* BEGIN *

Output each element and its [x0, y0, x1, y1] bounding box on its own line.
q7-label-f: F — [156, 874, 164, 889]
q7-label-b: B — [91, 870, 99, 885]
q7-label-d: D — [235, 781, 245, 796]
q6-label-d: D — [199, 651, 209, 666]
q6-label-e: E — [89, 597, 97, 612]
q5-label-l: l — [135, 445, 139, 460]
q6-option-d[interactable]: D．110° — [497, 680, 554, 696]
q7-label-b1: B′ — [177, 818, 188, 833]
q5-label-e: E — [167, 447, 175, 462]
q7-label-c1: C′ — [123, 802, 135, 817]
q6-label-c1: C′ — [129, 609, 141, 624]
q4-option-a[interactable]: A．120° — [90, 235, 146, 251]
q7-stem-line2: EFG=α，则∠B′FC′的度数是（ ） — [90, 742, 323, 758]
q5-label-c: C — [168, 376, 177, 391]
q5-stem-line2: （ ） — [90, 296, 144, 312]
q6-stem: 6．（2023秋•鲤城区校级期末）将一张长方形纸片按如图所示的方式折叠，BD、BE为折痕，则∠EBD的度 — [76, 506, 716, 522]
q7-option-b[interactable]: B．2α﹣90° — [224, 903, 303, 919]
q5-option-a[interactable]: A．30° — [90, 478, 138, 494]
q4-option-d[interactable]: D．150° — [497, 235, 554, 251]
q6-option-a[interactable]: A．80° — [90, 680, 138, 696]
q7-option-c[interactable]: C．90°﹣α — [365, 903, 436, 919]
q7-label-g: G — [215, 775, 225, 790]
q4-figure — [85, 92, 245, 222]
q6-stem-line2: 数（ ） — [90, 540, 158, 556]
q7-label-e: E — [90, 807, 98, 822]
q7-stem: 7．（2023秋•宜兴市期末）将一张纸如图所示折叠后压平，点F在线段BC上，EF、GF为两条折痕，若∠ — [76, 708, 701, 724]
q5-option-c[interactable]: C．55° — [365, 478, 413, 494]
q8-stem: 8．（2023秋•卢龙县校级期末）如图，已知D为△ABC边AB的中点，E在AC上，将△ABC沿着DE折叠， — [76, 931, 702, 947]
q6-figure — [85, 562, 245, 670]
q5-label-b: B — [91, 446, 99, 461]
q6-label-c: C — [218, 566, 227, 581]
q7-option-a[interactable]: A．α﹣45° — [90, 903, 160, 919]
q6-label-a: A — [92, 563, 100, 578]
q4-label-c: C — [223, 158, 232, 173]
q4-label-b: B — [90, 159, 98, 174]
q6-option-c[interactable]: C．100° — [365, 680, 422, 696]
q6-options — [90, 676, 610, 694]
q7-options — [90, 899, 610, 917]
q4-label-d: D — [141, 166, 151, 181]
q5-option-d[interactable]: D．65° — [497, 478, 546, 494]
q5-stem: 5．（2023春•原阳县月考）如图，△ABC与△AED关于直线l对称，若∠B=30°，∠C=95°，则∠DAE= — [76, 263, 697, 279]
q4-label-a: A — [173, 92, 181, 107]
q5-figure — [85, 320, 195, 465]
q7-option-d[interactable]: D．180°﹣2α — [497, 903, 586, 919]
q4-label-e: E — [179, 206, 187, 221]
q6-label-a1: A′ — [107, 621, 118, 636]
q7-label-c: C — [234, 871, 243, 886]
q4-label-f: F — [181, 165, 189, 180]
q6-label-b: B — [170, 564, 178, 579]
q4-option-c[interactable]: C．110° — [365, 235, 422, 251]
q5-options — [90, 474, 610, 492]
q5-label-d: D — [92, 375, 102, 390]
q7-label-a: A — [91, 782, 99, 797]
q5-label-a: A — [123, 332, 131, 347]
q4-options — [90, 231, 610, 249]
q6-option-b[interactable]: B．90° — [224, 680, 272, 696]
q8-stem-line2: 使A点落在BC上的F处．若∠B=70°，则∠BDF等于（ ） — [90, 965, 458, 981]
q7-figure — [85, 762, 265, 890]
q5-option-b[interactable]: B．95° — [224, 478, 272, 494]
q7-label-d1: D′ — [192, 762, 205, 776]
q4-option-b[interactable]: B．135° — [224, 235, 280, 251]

* END *

▸ **YOUR INSTRUCTIONS**
Please reproduce the listing above with each "interactable" changed to "clickable" and all other text left as is.

▸ **SOLUTION TO THIS EXERCISE**
Output each element and its [x0, y0, x1, y1] bounding box on its own line.
q7-label-f: F — [156, 874, 164, 889]
q7-label-b: B — [91, 870, 99, 885]
q7-label-d: D — [235, 781, 245, 796]
q6-label-d: D — [199, 651, 209, 666]
q6-label-e: E — [89, 597, 97, 612]
q5-label-l: l — [135, 445, 139, 460]
q6-option-d[clickable]: D．110° — [497, 680, 554, 696]
q7-label-b1: B′ — [177, 818, 188, 833]
q5-label-e: E — [167, 447, 175, 462]
q7-label-c1: C′ — [123, 802, 135, 817]
q6-label-c1: C′ — [129, 609, 141, 624]
q4-option-a[clickable]: A．120° — [90, 235, 146, 251]
q7-stem-line2: EFG=α，则∠B′FC′的度数是（ ） — [90, 742, 323, 758]
q5-label-c: C — [168, 376, 177, 391]
q5-stem-line2: （ ） — [90, 296, 144, 312]
q6-stem: 6．（2023秋•鲤城区校级期末）将一张长方形纸片按如图所示的方式折叠，BD、BE为折痕，则∠EBD的度 — [76, 506, 716, 522]
q7-option-b[clickable]: B．2α﹣90° — [224, 903, 303, 919]
q5-option-a[clickable]: A．30° — [90, 478, 138, 494]
q4-option-d[clickable]: D．150° — [497, 235, 554, 251]
q6-option-a[clickable]: A．80° — [90, 680, 138, 696]
q7-option-c[clickable]: C．90°﹣α — [365, 903, 436, 919]
q7-label-g: G — [215, 775, 225, 790]
q4-figure — [85, 92, 245, 222]
q6-stem-line2: 数（ ） — [90, 540, 158, 556]
q7-label-e: E — [90, 807, 98, 822]
q7-stem: 7．（2023秋•宜兴市期末）将一张纸如图所示折叠后压平，点F在线段BC上，EF、GF为两条折痕，若∠ — [76, 708, 701, 724]
q5-option-c[clickable]: C．55° — [365, 478, 413, 494]
q8-stem: 8．（2023秋•卢龙县校级期末）如图，已知D为△ABC边AB的中点，E在AC上，将△ABC沿着DE折叠， — [76, 931, 702, 947]
q6-figure — [85, 562, 245, 670]
q5-label-b: B — [91, 446, 99, 461]
q6-label-c: C — [218, 566, 227, 581]
q7-option-a[clickable]: A．α﹣45° — [90, 903, 160, 919]
q6-label-a: A — [92, 563, 100, 578]
q4-label-c: C — [223, 158, 232, 173]
q4-label-b: B — [90, 159, 98, 174]
q6-option-c[clickable]: C．100° — [365, 680, 422, 696]
q6-options — [90, 676, 610, 694]
q7-options — [90, 899, 610, 917]
q4-label-d: D — [141, 166, 151, 181]
q5-option-d[clickable]: D．65° — [497, 478, 546, 494]
q5-stem: 5．（2023春•原阳县月考）如图，△ABC与△AED关于直线l对称，若∠B=30°，∠C=95°，则∠DAE= — [76, 263, 697, 279]
q4-label-a: A — [173, 92, 181, 107]
q5-figure — [85, 320, 195, 465]
q7-option-d[clickable]: D．180°﹣2α — [497, 903, 586, 919]
q4-label-e: E — [179, 206, 187, 221]
q6-label-a1: A′ — [107, 621, 118, 636]
q7-label-c: C — [234, 871, 243, 886]
q4-label-f: F — [181, 165, 189, 180]
q6-label-b: B — [170, 564, 178, 579]
q4-option-c[clickable]: C．110° — [365, 235, 422, 251]
q5-options — [90, 474, 610, 492]
q5-label-d: D — [92, 375, 102, 390]
q7-label-a: A — [91, 782, 99, 797]
q5-label-a: A — [123, 332, 131, 347]
q4-options — [90, 231, 610, 249]
q6-option-b[clickable]: B．90° — [224, 680, 272, 696]
q8-stem-line2: 使A点落在BC上的F处．若∠B=70°，则∠BDF等于（ ） — [90, 965, 458, 981]
q7-figure — [85, 762, 265, 890]
q5-option-b[clickable]: B．95° — [224, 478, 272, 494]
q7-label-d1: D′ — [192, 762, 205, 776]
q4-option-b[clickable]: B．135° — [224, 235, 280, 251]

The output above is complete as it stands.